* WHAT IS ASKED: Rewrite the entries below with every occurrence of "dry-adiabat" replaced by "dry-adiabatic-line", leaving everything else unchanged.
»»
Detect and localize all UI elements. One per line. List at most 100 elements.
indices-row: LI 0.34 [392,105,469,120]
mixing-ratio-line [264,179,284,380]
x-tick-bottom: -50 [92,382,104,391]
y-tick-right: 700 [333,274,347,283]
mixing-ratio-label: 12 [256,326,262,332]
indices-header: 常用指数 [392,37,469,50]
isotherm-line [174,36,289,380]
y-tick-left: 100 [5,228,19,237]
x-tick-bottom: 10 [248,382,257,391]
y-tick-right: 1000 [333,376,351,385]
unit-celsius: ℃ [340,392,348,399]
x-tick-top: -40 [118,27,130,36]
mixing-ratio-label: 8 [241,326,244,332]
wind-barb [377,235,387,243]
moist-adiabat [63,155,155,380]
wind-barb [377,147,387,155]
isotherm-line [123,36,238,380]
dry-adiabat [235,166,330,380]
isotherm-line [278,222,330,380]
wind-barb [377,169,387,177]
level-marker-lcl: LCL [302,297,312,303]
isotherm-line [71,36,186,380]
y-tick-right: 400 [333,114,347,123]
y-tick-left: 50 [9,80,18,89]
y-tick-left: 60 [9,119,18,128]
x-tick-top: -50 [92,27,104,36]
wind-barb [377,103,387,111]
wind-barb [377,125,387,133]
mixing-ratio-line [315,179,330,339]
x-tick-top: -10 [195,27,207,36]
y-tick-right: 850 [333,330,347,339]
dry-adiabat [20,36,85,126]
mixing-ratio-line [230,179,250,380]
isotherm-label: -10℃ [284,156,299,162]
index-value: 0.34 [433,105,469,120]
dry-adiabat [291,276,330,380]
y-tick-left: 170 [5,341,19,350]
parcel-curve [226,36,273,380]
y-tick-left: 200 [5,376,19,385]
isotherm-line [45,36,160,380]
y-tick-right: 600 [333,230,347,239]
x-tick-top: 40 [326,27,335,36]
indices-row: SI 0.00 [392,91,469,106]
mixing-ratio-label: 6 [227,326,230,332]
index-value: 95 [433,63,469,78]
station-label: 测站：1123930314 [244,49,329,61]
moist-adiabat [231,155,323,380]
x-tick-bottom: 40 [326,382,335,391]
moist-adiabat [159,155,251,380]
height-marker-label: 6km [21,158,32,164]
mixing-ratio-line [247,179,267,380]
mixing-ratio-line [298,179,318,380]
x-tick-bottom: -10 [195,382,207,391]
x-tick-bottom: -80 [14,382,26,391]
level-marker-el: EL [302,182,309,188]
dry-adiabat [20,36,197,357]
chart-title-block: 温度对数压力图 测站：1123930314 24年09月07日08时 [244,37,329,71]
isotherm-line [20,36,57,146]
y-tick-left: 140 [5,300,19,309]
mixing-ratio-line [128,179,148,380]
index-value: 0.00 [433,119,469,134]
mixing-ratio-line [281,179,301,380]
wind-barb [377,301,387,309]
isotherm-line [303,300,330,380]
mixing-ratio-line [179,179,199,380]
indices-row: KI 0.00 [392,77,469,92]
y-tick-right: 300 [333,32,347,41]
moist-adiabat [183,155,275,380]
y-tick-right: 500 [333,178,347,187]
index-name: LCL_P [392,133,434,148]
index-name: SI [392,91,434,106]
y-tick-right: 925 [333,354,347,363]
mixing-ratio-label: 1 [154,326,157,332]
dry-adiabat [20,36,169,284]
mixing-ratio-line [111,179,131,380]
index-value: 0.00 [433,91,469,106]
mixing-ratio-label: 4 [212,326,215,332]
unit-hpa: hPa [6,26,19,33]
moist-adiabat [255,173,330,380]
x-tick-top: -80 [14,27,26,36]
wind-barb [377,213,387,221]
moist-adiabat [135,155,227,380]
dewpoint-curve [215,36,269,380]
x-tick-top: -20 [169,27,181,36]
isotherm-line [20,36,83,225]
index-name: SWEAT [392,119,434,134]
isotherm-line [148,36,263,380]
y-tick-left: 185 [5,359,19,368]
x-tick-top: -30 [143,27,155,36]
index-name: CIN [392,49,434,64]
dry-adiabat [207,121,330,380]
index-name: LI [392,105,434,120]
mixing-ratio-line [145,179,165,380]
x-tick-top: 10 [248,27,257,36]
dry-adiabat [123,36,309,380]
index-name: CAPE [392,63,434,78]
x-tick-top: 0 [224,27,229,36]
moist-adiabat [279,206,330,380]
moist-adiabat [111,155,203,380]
««
* THE COMPLETED TASK:
Detect and localize all UI elements. One per line. List at most 100 elements.
indices-row: LI 0.34 [392,105,469,120]
mixing-ratio-line [264,179,284,380]
x-tick-bottom: -50 [92,382,104,391]
y-tick-right: 700 [333,274,347,283]
mixing-ratio-label: 12 [256,326,262,332]
indices-header: 常用指数 [392,37,469,50]
isotherm-line [174,36,289,380]
y-tick-left: 100 [5,228,19,237]
x-tick-bottom: 10 [248,382,257,391]
y-tick-right: 1000 [333,376,351,385]
unit-celsius: ℃ [340,392,348,399]
x-tick-top: -40 [118,27,130,36]
mixing-ratio-label: 8 [241,326,244,332]
wind-barb [377,235,387,243]
moist-adiabat [63,155,155,380]
wind-barb [377,147,387,155]
isotherm-line [123,36,238,380]
dry-adiabatic-line [235,166,330,380]
isotherm-line [278,222,330,380]
wind-barb [377,169,387,177]
level-marker-lcl: LCL [302,297,312,303]
isotherm-line [71,36,186,380]
y-tick-right: 400 [333,114,347,123]
y-tick-left: 50 [9,80,18,89]
y-tick-left: 60 [9,119,18,128]
x-tick-top: -50 [92,27,104,36]
wind-barb [377,103,387,111]
wind-barb [377,125,387,133]
mixing-ratio-line [315,179,330,339]
x-tick-top: -10 [195,27,207,36]
y-tick-right: 850 [333,330,347,339]
dry-adiabatic-line [20,36,85,126]
mixing-ratio-line [230,179,250,380]
isotherm-label: -10℃ [284,156,299,162]
index-value: 0.34 [433,105,469,120]
dry-adiabatic-line [291,276,330,380]
y-tick-left: 170 [5,341,19,350]
parcel-curve [226,36,273,380]
y-tick-left: 200 [5,376,19,385]
isotherm-line [45,36,160,380]
y-tick-right: 600 [333,230,347,239]
x-tick-top: 40 [326,27,335,36]
indices-row: SI 0.00 [392,91,469,106]
mixing-ratio-label: 6 [227,326,230,332]
index-value: 95 [433,63,469,78]
station-label: 测站：1123930314 [244,49,329,61]
moist-adiabat [231,155,323,380]
x-tick-bottom: 40 [326,382,335,391]
moist-adiabat [159,155,251,380]
height-marker-label: 6km [21,158,32,164]
mixing-ratio-line [247,179,267,380]
mixing-ratio-line [298,179,318,380]
x-tick-bottom: -10 [195,382,207,391]
x-tick-bottom: -80 [14,382,26,391]
level-marker-el: EL [302,182,309,188]
dry-adiabatic-line [20,36,197,357]
chart-title-block: 温度对数压力图 测站：1123930314 24年09月07日08时 [244,37,329,71]
isotherm-line [20,36,57,146]
y-tick-left: 140 [5,300,19,309]
mixing-ratio-line [128,179,148,380]
index-value: 0.00 [433,119,469,134]
mixing-ratio-line [281,179,301,380]
wind-barb [377,301,387,309]
isotherm-line [303,300,330,380]
mixing-ratio-line [179,179,199,380]
indices-row: KI 0.00 [392,77,469,92]
y-tick-right: 300 [333,32,347,41]
moist-adiabat [183,155,275,380]
y-tick-right: 500 [333,178,347,187]
index-name: LCL_P [392,133,434,148]
index-name: SI [392,91,434,106]
y-tick-right: 925 [333,354,347,363]
mixing-ratio-label: 1 [154,326,157,332]
dry-adiabatic-line [20,36,169,284]
mixing-ratio-line [111,179,131,380]
index-value: 0.00 [433,91,469,106]
mixing-ratio-label: 4 [212,326,215,332]
unit-hpa: hPa [6,26,19,33]
moist-adiabat [255,173,330,380]
x-tick-top: -80 [14,27,26,36]
wind-barb [377,213,387,221]
moist-adiabat [135,155,227,380]
dewpoint-curve [215,36,269,380]
x-tick-top: -20 [169,27,181,36]
isotherm-line [20,36,83,225]
index-name: SWEAT [392,119,434,134]
isotherm-line [148,36,263,380]
y-tick-left: 185 [5,359,19,368]
x-tick-top: -30 [143,27,155,36]
index-name: CIN [392,49,434,64]
dry-adiabatic-line [207,121,330,380]
index-name: LI [392,105,434,120]
mixing-ratio-line [145,179,165,380]
x-tick-top: 10 [248,27,257,36]
dry-adiabatic-line [123,36,309,380]
index-name: CAPE [392,63,434,78]
x-tick-top: 0 [224,27,229,36]
moist-adiabat [279,206,330,380]
moist-adiabat [111,155,203,380]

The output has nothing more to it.